[Begin Input material]

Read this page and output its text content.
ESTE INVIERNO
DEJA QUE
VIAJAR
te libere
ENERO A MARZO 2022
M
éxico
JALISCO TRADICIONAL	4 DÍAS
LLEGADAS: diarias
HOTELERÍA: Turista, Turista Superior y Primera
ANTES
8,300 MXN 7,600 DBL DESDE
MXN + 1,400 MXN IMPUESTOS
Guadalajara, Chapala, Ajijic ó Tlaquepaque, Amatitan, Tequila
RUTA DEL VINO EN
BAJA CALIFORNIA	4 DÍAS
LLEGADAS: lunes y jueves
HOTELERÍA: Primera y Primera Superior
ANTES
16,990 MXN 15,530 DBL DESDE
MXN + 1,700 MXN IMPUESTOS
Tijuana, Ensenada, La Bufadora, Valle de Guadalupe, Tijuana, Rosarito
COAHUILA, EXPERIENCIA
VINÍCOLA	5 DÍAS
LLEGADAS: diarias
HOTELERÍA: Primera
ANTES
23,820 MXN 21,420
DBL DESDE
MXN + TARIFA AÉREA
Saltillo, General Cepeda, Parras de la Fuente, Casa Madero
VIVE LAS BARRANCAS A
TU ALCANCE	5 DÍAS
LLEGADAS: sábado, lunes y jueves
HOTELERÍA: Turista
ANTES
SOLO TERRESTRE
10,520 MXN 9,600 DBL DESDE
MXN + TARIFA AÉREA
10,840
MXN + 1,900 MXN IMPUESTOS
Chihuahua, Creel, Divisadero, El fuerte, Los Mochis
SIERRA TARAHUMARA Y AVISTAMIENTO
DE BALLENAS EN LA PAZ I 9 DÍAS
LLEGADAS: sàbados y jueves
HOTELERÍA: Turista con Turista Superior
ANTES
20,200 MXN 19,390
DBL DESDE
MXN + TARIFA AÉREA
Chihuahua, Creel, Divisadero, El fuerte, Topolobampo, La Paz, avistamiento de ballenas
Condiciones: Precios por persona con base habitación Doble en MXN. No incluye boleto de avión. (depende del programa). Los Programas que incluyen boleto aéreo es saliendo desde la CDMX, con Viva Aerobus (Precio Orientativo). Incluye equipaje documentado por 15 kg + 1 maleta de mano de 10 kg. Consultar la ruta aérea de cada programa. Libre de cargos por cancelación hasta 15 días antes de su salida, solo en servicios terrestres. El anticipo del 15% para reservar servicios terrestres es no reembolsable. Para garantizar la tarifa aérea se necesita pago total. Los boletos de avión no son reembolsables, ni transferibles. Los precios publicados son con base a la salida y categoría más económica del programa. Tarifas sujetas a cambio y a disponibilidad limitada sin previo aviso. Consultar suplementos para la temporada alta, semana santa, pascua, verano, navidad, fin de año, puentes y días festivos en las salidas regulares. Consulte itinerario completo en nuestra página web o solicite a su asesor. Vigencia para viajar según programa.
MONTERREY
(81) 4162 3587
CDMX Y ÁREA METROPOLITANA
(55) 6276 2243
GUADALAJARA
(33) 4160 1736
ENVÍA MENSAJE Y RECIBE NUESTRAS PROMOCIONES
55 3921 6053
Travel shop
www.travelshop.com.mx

[End Input material]

» Task to carry out:
Take the listing above and set it down exactly.

» Answer to the problem:
Read this page and output its text content.
ESTE INVIERNO
DEJA QUE
VIAJAR
te libere
ENERO A MARZO 2022
M
éxico
JALISCO TRADICIONAL	4 DÍAS
LLEGADAS: diarias
HOTELERÍA: Turista, Turista Superior y Primera
ANTES
8,300 MXN 7,600 DBL DESDE
MXN + 1,400 MXN IMPUESTOS
Guadalajara, Chapala, Ajijic ó Tlaquepaque, Amatitan, Tequila
RUTA DEL VINO EN
BAJA CALIFORNIA	4 DÍAS
LLEGADAS: lunes y jueves
HOTELERÍA: Primera y Primera Superior
ANTES
16,990 MXN 15,530 DBL DESDE
MXN + 1,700 MXN IMPUESTOS
Tijuana, Ensenada, La Bufadora, Valle de Guadalupe, Tijuana, Rosarito
COAHUILA, EXPERIENCIA
VINÍCOLA	5 DÍAS
LLEGADAS: diarias
HOTELERÍA: Primera
ANTES
23,820 MXN 21,420
DBL DESDE
MXN + TARIFA AÉREA
Saltillo, General Cepeda, Parras de la Fuente, Casa Madero
VIVE LAS BARRANCAS A
TU ALCANCE	5 DÍAS
LLEGADAS: sábado, lunes y jueves
HOTELERÍA: Turista
ANTES
SOLO TERRESTRE
10,520 MXN 9,600 DBL DESDE
MXN + TARIFA AÉREA
10,840
MXN + 1,900 MXN IMPUESTOS
Chihuahua, Creel, Divisadero, El fuerte, Los Mochis
SIERRA TARAHUMARA Y AVISTAMIENTO
DE BALLENAS EN LA PAZ I 9 DÍAS
LLEGADAS: sàbados y jueves
HOTELERÍA: Turista con Turista Superior
ANTES
20,200 MXN 19,390
DBL DESDE
MXN + TARIFA AÉREA
Chihuahua, Creel, Divisadero, El fuerte, Topolobampo, La Paz, avistamiento de ballenas
Condiciones: Precios por persona con base habitación Doble en MXN. No incluye boleto de avión. (depende del programa). Los Programas que incluyen boleto aéreo es saliendo desde la CDMX, con Viva Aerobus (Precio Orientativo). Incluye equipaje documentado por 15 kg + 1 maleta de mano de 10 kg. Consultar la ruta aérea de cada programa. Libre de cargos por cancelación hasta 15 días antes de su salida, solo en servicios terrestres. El anticipo del 15% para reservar servicios terrestres es no reembolsable. Para garantizar la tarifa aérea se necesita pago total. Los boletos de avión no son reembolsables, ni transferibles. Los precios publicados son con base a la salida y categoría más económica del programa. Tarifas sujetas a cambio y a disponibilidad limitada sin previo aviso. Consultar suplementos para la temporada alta, semana santa, pascua, verano, navidad, fin de año, puentes y días festivos en las salidas regulares. Consulte itinerario completo en nuestra página web o solicite a su asesor. Vigencia para viajar según programa.
MONTERREY
(81) 4162 3587
CDMX Y ÁREA METROPOLITANA
(55) 6276 2243
GUADALAJARA
(33) 4160 1736
ENVÍA MENSAJE Y RECIBE NUESTRAS PROMOCIONES
55 3921 6053
Travel shop
www.travelshop.com.mx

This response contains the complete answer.